RECORDS FOR THE EXERCISE:
______
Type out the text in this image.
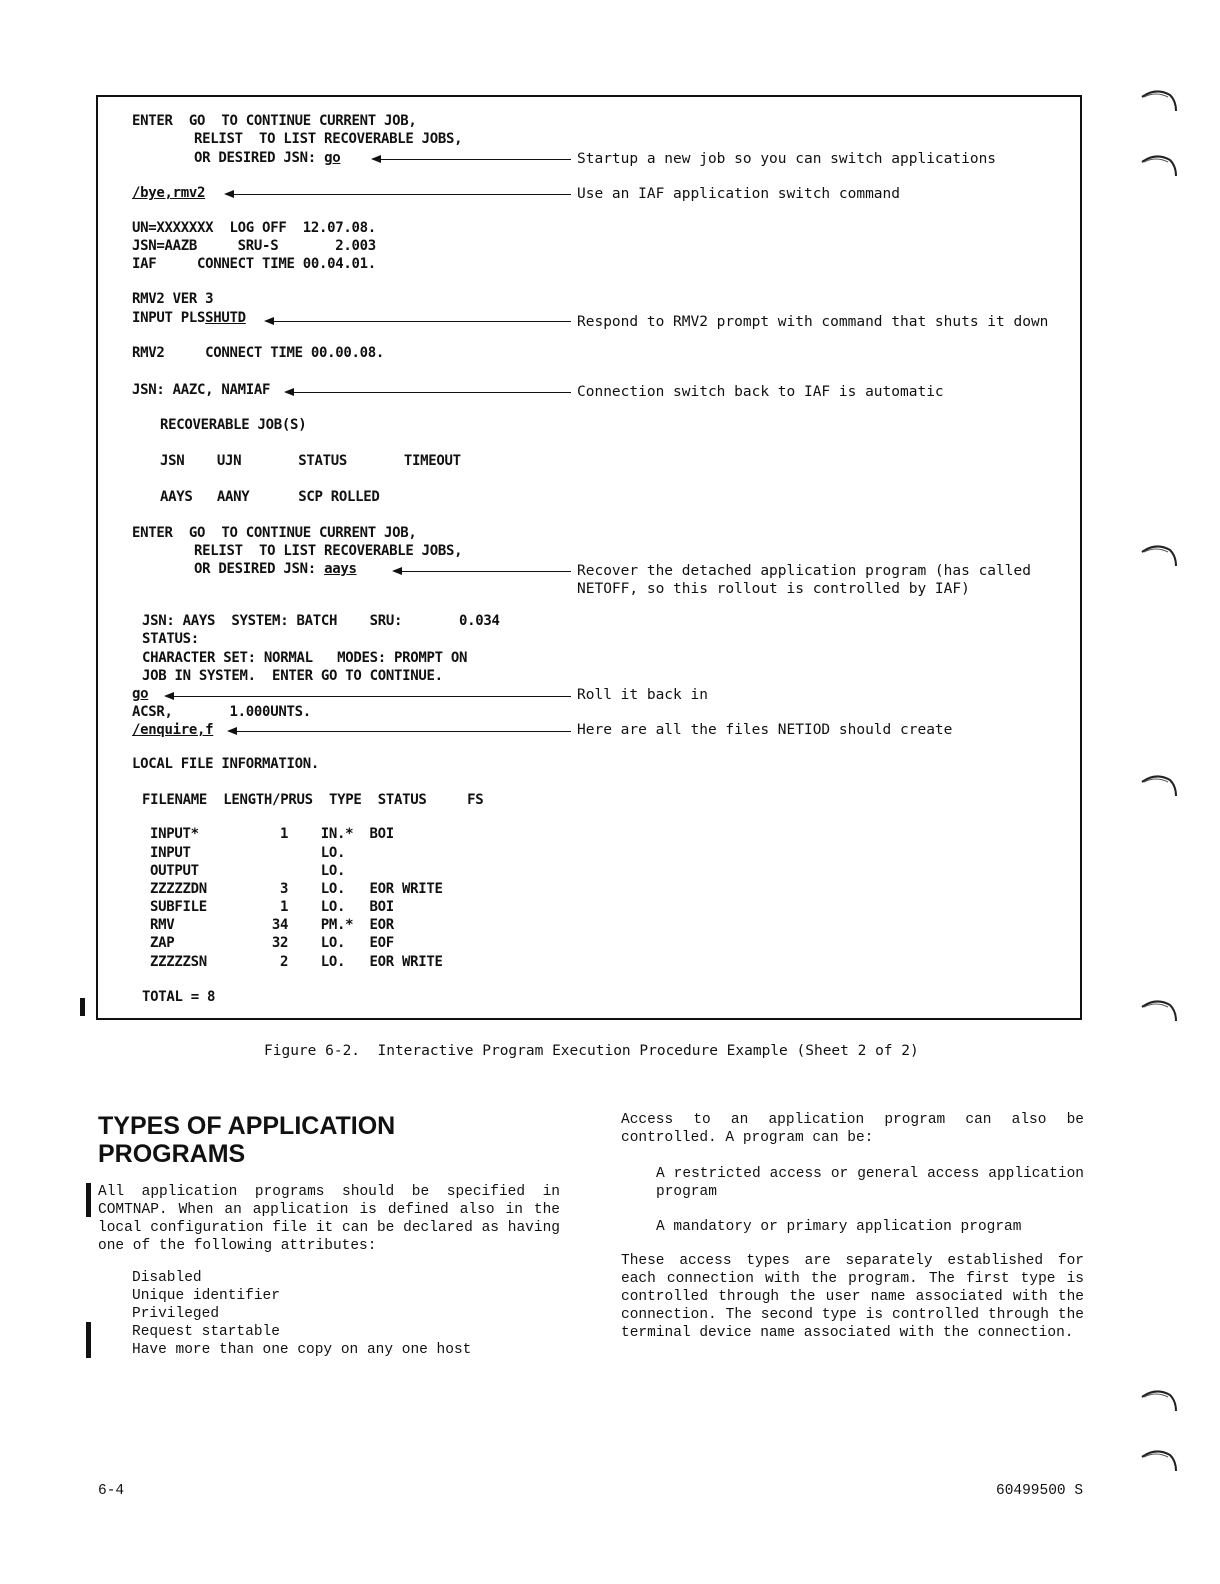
ENTER  GO  TO CONTINUE CURRENT JOB,
RELIST  TO LIST RECOVERABLE JOBS,
OR DESIRED JSN: go
/bye,rmv2
UN=XXXXXXX  LOG OFF  12.07.08.
JSN=AAZB     SRU-S       2.003
IAF     CONNECT TIME 00.04.01.
RMV2 VER 3
INPUT PLSSHUTD
RMV2     CONNECT TIME 00.00.08.
JSN: AAZC, NAMIAF
RECOVERABLE JOB(S)
JSN    UJN       STATUS       TIMEOUT
AAYS   AANY      SCP ROLLED
ENTER  GO  TO CONTINUE CURRENT JOB,
RELIST  TO LIST RECOVERABLE JOBS,
OR DESIRED JSN: aays
JSN: AAYS  SYSTEM: BATCH    SRU:       0.034
STATUS:
CHARACTER SET: NORMAL   MODES: PROMPT ON
JOB IN SYSTEM.  ENTER GO TO CONTINUE.
go
ACSR,       1.000UNTS.
/enquire,f
LOCAL FILE INFORMATION.
FILENAME  LENGTH/PRUS  TYPE  STATUS     FS
INPUT*          1    IN.*  BOI
INPUT                LO.
OUTPUT               LO.
ZZZZZDN         3    LO.   EOR WRITE
SUBFILE         1    LO.   BOI
RMV            34    PM.*  EOR
ZAP            32    LO.   EOF
ZZZZZSN         2    LO.   EOR WRITE
TOTAL = 8
Startup a new job so you can switch applications
Use an IAF application switch command
Respond to RMV2 prompt with command that shuts it down
Connection switch back to IAF is automatic
Recover the detached application program (has called
NETOFF, so this rollout is controlled by IAF)
Roll it back in
Here are all the files NETIOD should create
Figure 6-2.  Interactive Program Execution Procedure Example (Sheet 2 of 2)
TYPES OF APPLICATION PROGRAMS
All application programs should be specified in COMTNAP. When an application is defined also in the local configuration file it can be declared as having one of the following attributes:
Disabled
Unique identifier
Privileged
Request startable
Have more than one copy on any one host
Access to an application program can also be controlled. A program can be:
A restricted access or general access application program
A mandatory or primary application program
These access types are separately established for each connection with the program. The first type is controlled through the user name associated with the connection. The second type is controlled through the terminal device name associated with the connection.
6-4	60499500 S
______
STATED PROBLEM:
Tally the lines of the preceding listing in which the word "also" appears; state nothing but the total.

CORRECT OUTPUT:
2